• **Goal**: Read the entries below and pull out each line with the string "Jubilarin".

--- Begin Provided material ---

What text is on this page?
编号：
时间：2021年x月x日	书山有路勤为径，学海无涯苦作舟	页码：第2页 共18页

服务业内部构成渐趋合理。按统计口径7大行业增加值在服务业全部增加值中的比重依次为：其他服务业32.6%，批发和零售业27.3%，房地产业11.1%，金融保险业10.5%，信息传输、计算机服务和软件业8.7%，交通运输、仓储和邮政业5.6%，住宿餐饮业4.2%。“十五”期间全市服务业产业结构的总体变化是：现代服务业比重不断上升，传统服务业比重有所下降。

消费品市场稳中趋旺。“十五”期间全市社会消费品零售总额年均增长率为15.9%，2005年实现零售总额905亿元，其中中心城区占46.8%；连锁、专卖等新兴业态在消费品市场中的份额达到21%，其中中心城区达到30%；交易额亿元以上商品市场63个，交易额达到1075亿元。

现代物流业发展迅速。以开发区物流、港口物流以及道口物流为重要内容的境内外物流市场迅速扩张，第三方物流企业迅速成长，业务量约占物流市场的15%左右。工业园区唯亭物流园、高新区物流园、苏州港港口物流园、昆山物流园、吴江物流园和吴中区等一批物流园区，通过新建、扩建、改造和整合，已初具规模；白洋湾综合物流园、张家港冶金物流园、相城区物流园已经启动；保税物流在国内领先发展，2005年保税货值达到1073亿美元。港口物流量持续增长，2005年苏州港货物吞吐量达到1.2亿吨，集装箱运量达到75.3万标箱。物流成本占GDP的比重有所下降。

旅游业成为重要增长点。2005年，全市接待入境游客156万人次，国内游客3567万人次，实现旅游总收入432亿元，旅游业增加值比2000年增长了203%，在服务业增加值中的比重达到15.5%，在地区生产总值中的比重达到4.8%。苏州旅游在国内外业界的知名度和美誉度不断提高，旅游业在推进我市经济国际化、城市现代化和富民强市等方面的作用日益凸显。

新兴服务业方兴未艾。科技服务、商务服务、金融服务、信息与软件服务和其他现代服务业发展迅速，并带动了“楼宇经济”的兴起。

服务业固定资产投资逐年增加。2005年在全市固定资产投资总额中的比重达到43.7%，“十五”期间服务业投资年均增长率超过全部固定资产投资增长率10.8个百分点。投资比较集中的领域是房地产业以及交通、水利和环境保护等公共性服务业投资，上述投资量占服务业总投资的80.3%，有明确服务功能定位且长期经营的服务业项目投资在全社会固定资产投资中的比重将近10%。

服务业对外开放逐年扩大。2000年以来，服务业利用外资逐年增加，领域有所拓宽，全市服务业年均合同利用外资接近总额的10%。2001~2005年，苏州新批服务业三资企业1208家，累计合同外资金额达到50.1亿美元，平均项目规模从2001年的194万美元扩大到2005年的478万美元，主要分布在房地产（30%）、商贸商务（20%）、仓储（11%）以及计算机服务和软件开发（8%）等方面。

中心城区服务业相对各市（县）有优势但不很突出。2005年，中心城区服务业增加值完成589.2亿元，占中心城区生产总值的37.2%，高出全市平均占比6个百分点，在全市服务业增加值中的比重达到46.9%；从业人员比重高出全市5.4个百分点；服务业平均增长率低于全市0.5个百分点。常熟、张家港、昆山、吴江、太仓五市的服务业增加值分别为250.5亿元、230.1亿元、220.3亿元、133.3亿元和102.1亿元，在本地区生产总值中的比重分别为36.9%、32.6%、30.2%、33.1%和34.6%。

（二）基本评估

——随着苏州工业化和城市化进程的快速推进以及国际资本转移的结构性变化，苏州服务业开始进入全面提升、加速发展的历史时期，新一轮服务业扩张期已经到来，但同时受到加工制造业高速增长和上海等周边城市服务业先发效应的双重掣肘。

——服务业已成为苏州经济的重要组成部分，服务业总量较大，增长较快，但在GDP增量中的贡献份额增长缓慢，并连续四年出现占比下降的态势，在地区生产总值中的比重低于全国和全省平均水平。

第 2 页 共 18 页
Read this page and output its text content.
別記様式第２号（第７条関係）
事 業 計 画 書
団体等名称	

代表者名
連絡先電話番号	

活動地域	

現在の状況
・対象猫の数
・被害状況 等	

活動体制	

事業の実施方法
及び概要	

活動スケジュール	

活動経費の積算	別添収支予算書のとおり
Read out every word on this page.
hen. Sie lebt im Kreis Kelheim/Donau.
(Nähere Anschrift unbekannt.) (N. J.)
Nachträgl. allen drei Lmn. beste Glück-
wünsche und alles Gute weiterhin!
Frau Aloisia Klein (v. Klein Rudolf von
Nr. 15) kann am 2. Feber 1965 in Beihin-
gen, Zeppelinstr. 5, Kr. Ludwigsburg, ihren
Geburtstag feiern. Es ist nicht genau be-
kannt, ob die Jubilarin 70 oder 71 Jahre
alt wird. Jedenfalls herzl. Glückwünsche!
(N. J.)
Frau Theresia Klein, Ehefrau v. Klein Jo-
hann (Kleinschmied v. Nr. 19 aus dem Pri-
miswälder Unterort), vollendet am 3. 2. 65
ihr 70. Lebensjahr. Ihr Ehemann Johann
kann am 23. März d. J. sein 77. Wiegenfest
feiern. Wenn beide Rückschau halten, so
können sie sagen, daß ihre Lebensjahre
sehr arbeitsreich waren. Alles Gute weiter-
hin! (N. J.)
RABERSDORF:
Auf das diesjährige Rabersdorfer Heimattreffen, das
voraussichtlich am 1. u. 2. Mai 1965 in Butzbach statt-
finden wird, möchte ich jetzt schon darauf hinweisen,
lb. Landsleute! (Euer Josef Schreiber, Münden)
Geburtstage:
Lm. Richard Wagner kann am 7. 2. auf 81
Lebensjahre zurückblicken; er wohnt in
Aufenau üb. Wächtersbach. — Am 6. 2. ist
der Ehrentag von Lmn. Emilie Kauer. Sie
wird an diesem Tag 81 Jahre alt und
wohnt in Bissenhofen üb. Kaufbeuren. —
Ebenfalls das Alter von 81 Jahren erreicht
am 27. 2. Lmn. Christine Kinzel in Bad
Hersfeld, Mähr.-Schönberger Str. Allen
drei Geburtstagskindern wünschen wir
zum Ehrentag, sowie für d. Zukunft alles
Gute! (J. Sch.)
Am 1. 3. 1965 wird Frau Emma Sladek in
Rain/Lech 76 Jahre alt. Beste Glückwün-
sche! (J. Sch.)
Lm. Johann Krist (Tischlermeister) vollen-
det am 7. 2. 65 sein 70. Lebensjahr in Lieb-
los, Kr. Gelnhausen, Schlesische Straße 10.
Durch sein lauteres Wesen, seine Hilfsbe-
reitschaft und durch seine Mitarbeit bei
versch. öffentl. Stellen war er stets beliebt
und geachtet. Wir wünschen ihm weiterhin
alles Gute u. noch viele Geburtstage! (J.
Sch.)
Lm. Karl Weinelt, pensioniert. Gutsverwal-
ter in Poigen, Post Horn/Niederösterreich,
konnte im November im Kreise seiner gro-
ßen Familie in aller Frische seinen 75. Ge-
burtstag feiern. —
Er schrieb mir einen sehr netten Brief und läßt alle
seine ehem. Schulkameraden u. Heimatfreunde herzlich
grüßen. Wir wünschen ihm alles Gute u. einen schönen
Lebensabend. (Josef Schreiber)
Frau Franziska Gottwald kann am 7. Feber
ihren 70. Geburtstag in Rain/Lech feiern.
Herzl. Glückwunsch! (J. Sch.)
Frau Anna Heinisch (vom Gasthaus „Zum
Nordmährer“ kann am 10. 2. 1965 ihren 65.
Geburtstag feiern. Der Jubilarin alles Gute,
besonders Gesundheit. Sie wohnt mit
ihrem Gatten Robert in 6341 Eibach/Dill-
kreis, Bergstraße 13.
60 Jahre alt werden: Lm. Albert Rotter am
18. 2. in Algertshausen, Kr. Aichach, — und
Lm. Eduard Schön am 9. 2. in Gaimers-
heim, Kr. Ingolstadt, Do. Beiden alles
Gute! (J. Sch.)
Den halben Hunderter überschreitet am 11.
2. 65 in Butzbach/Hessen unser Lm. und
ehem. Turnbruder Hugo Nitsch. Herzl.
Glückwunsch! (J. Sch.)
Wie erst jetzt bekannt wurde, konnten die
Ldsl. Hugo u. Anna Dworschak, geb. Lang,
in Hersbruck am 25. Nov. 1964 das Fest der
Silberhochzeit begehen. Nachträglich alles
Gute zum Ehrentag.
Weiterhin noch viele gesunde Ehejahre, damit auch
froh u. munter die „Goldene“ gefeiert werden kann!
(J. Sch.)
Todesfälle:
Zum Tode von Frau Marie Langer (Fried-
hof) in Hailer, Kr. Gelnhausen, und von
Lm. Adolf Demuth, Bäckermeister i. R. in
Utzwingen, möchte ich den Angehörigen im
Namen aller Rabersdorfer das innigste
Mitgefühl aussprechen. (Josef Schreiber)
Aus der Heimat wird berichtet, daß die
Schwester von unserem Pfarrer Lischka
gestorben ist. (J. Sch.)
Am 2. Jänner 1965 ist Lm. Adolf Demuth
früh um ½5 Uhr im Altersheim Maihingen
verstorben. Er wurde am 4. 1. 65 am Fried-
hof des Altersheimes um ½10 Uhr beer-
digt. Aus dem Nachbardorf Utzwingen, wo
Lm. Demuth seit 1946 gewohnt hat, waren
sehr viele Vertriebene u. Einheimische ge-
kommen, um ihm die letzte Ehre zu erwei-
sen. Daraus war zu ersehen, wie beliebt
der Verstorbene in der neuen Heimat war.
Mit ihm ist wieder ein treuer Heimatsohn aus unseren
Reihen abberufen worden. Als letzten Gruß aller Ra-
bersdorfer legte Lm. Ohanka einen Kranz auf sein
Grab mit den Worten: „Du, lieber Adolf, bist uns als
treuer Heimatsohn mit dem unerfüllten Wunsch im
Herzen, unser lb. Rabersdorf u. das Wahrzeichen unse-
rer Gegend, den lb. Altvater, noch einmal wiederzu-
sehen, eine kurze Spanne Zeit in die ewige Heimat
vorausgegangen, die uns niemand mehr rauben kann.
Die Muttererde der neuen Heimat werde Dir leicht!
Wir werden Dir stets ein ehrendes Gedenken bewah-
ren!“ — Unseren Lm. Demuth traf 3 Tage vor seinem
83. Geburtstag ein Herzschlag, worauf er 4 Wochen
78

--- End Provided material ---

• **Completed task**:
kannt, ob die Jubilarin 70 oder 71 Jahre
Geburtstag feiern. Der Jubilarin alles Gute,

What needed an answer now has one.